(Extracted records)
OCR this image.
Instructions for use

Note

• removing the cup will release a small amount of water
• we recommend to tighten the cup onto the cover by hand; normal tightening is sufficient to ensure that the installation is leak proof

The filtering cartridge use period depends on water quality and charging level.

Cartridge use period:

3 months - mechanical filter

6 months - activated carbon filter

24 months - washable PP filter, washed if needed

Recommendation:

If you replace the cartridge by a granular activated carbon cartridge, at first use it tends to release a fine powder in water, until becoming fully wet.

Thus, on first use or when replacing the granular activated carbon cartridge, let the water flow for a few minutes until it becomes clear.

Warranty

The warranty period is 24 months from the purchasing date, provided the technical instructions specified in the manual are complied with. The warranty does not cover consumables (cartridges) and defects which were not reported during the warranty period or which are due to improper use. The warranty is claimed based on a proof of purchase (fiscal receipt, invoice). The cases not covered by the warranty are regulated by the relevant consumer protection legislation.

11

* * *

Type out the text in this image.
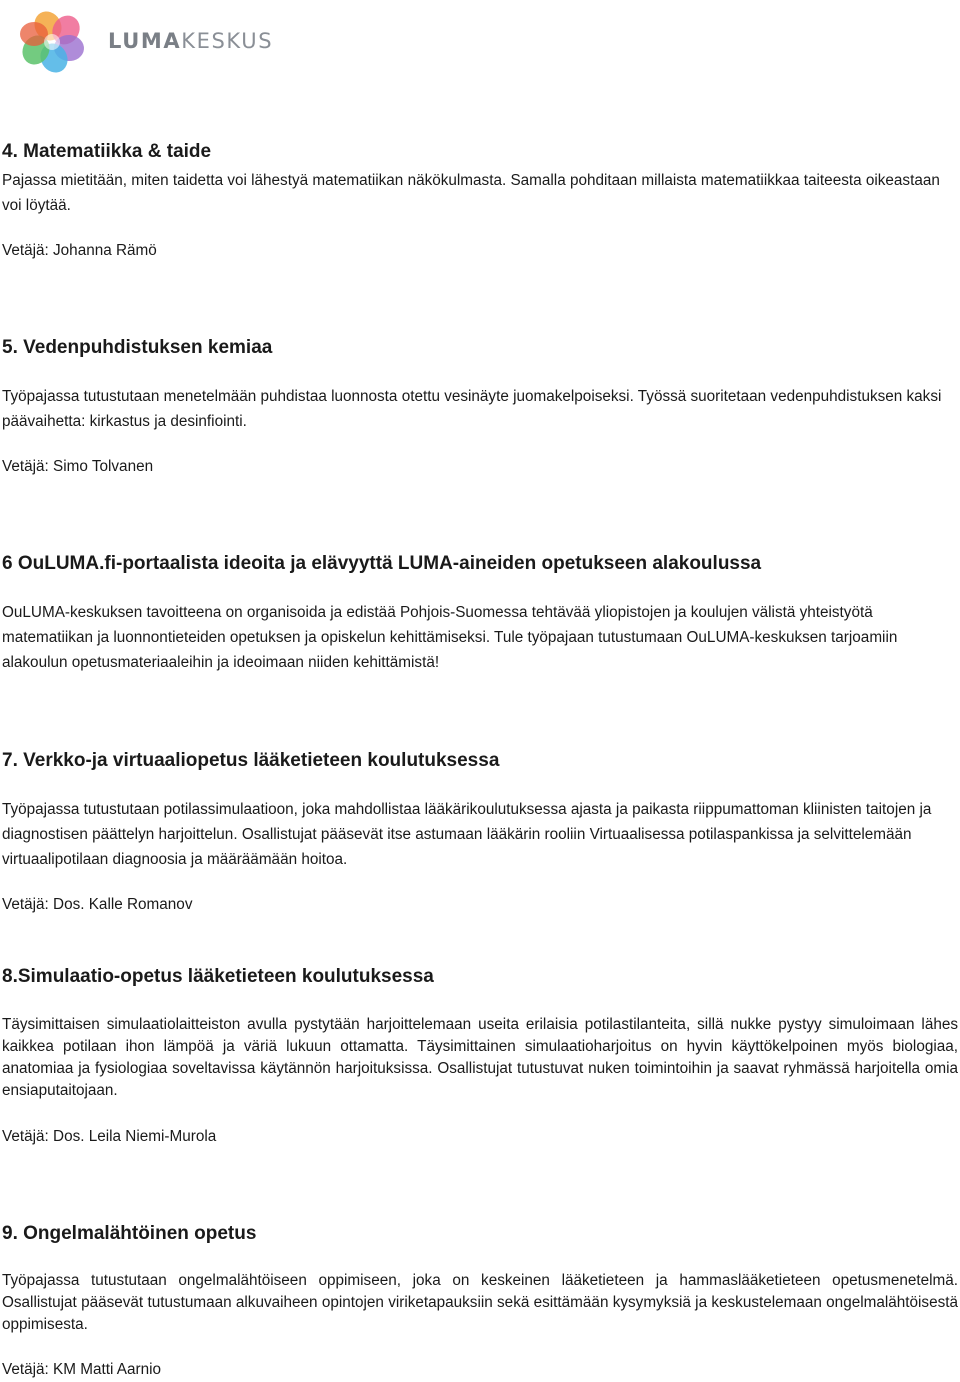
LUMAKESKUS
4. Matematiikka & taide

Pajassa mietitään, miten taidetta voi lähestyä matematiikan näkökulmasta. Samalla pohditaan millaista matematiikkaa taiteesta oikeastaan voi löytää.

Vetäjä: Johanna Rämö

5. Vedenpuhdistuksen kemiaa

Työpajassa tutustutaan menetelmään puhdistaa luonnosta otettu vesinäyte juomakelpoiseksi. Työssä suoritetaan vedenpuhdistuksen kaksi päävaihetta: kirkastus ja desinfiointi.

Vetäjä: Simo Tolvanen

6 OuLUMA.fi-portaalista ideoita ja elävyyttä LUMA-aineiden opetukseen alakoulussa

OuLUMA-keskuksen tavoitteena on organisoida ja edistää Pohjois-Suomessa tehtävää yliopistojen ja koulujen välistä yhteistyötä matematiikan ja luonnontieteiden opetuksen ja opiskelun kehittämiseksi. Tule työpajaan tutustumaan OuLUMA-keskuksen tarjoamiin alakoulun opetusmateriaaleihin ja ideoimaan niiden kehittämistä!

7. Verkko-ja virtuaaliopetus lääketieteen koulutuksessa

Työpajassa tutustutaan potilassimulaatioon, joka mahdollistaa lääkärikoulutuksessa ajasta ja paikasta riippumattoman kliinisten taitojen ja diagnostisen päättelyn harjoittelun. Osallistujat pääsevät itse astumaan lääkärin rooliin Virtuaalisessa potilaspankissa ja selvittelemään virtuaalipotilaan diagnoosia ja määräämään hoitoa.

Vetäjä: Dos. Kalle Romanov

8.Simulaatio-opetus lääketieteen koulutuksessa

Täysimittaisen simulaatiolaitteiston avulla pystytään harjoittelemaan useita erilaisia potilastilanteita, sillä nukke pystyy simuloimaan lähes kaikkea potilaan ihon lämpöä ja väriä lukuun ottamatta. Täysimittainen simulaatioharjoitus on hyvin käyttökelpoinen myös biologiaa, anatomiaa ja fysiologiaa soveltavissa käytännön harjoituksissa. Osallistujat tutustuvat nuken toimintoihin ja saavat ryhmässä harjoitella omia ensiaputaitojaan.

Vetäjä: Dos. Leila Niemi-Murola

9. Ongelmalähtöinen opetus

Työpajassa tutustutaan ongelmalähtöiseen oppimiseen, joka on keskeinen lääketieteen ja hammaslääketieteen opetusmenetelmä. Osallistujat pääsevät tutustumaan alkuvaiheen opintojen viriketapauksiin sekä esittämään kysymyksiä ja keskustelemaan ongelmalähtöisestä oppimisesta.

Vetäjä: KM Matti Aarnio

**Written exercise**
Copy every line of the data that holds the string "Osallistujat".

**Exercise answer**
Työpajassa tutustutaan potilassimulaatioon, joka mahdollistaa lääkärikoulutuksessa ajasta ja paikasta riippumattoman kliinisten taitojen ja diagnostisen päättelyn harjoittelun. Osallistujat pääsevät itse astumaan lääkärin rooliin Virtuaalisessa potilaspankissa ja selvittelemään virtuaalipotilaan diagnoosia ja määräämään hoitoa.
Täysimittaisen simulaatiolaitteiston avulla pystytään harjoittelemaan useita erilaisia potilastilanteita, sillä nukke pystyy simuloimaan lähes kaikkea potilaan ihon lämpöä ja väriä lukuun ottamatta. Täysimittainen simulaatioharjoitus on hyvin käyttökelpoinen myös biologiaa, anatomiaa ja fysiologiaa soveltavissa käytännön harjoituksissa. Osallistujat tutustuvat nuken toimintoihin ja saavat ryhmässä harjoitella omia ensiaputaitojaan.
Työpajassa tutustutaan ongelmalähtöiseen oppimiseen, joka on keskeinen lääketieteen ja hammaslääketieteen opetusmenetelmä. Osallistujat pääsevät tutustumaan alkuvaiheen opintojen viriketapauksiin sekä esittämään kysymyksiä ja keskustelemaan ongelmalähtöisestä oppimisesta.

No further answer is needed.